This week it was finally my turn to pick a recipe for Sweet Melissa Sundays! It was no easy task, let me tell you...
I finally settled on the fallen chocolate souffle cake for a few reasons: I love chocolate, I had never made a souffle and wanted to try something new, I wanted practice at making meringue, it looked really yummy from the photo - it's the picture on the cover of The Sweet Melissa Baking Book. The fact that I don't like the taste of eggs was the only reservation I had about this recipe - admittedly, a rather large one, considering there are 8 of them in this cake - but I decided to go ahead with it, and challenge my skills and tastebuds.
Unfortunately, when I made my pick, I hadn't yet looked at the September recipes for Tuesdays with Dorie. Had I done so, I would have seen that the recipe for September 8th is a chocolate souffle. Oh well...
I made the fallen chocolate souffle cake twice in the last week. The first time, I made 1/4 of the recipe and baked it in two 4" springforms for 18 minutes. I was nervou taking my first bite, no one wants to be the person who picked the dud recipe. My reaction? It didn't wow me. It was tasty, but the texture left something to be desired. It was smooth and fluffy and melted in my mouth, which was all well and good, but there was no contrast to that. There was no crunchy crust to counter the soft insides. I was disappointed. So I baked it again.
The second time, I made a full recipe in a 10" pan, as the recipe is written. I was hoping that the problem with the minis was that they weren't in the oven long enough to develop a tasty crust, seeing as how they took only 18 minutes, as opposed to the hour recommended for the 10". Unfortunately, I don't have anything better to report from the 10" version. It baked in 42 minutes, was denser in texture than the minis, but there was still no crust. Maybe this recipe isn't meant to have one, I don't know. It does look like there is one on the cover of the book, and other recipes I've seen for similar recipes have very prominent ones. I'll be very interested to see the results from my fellow SMS bakers, and to read their reactions to the recipe. I hope someone out there loved it.
Fallen Chocolate Souffle Cake
The Sweet Melissa Baking Book
This is a souffle batter that is baked for a while, until it becomes a cake, and it's one of the most popular cakes at Sweet Melissa Patisserie. It is very rustic, but it looks beautiful when the "fallen" center is filled with fresh berries. Makes 1 10-inch cake
10 1/2 ounces best-quality semisweet (58%) chocolate
7 tablespoons unsalted butter
8 large eggs, separated
1/2 cup sugar divided into 2 equal parts
1 teaspoon freshly grated orange zest
1 tablespoon Grand Marnier
Confectioner's sugar, for sprinkling
Before you start:
Postition a rack in the center of your oven. Preheat the oven to 350 degrees farenheit. Grease a 10-inch springform pan with nonstick vegetable cooking spray or butter. Line the bottom with a parchment paper round.

:::

In the souffle cake post, how long did the full recipe take to bake in the 10-inch pan?

:::

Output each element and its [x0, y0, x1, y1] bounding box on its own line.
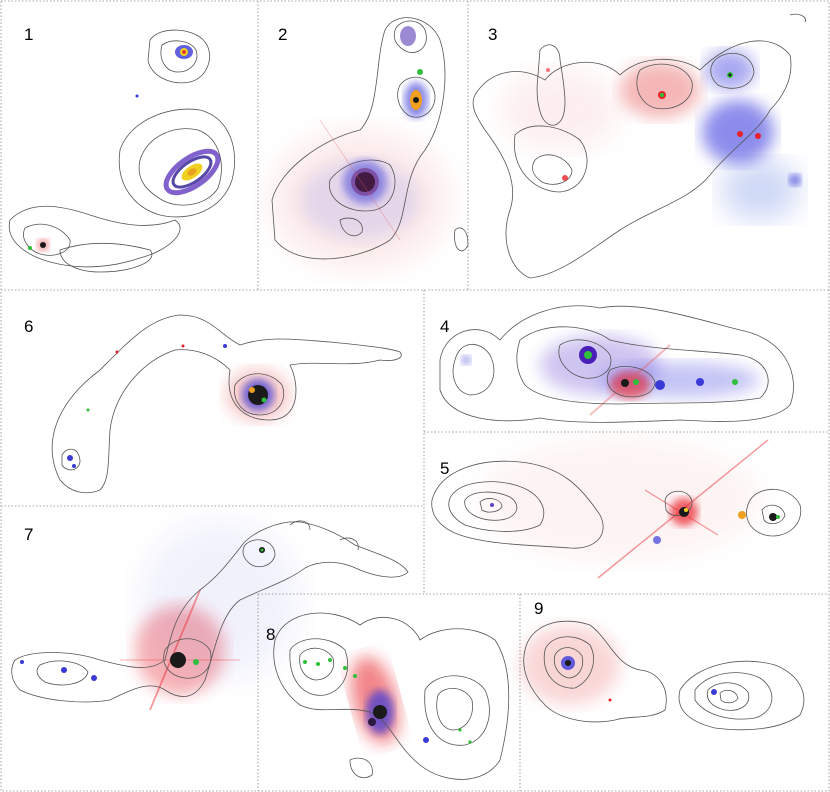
panel-3-label: 3 — [488, 25, 497, 44]
panel-5: 5 — [431, 439, 802, 579]
panel-4: 4 — [439, 305, 794, 423]
panel-6: 6 — [24, 314, 402, 494]
panel-9-label: 9 — [534, 599, 543, 618]
panel-1-label: 1 — [24, 25, 33, 44]
panel-8: 8 — [266, 612, 510, 780]
panel-5-label: 5 — [440, 459, 449, 478]
panel-3: 3 — [472, 13, 807, 279]
panel-9: 9 — [520, 599, 805, 731]
panel-7: 7 — [11, 520, 409, 711]
panel-2-label: 2 — [278, 25, 287, 44]
panel-6-label: 6 — [24, 317, 33, 336]
panel-8-label: 8 — [266, 625, 275, 644]
panel-1: 1 — [8, 25, 236, 273]
panel-2: 2 — [270, 17, 469, 270]
panel-1-spiral-galaxy — [163, 148, 221, 196]
panel-4-label: 4 — [440, 317, 449, 336]
panel-1-contours — [8, 29, 236, 273]
panel-7-label: 7 — [24, 525, 33, 544]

:::

_RESULT OF THIS EXERCISE_
It baked in 42 minutes.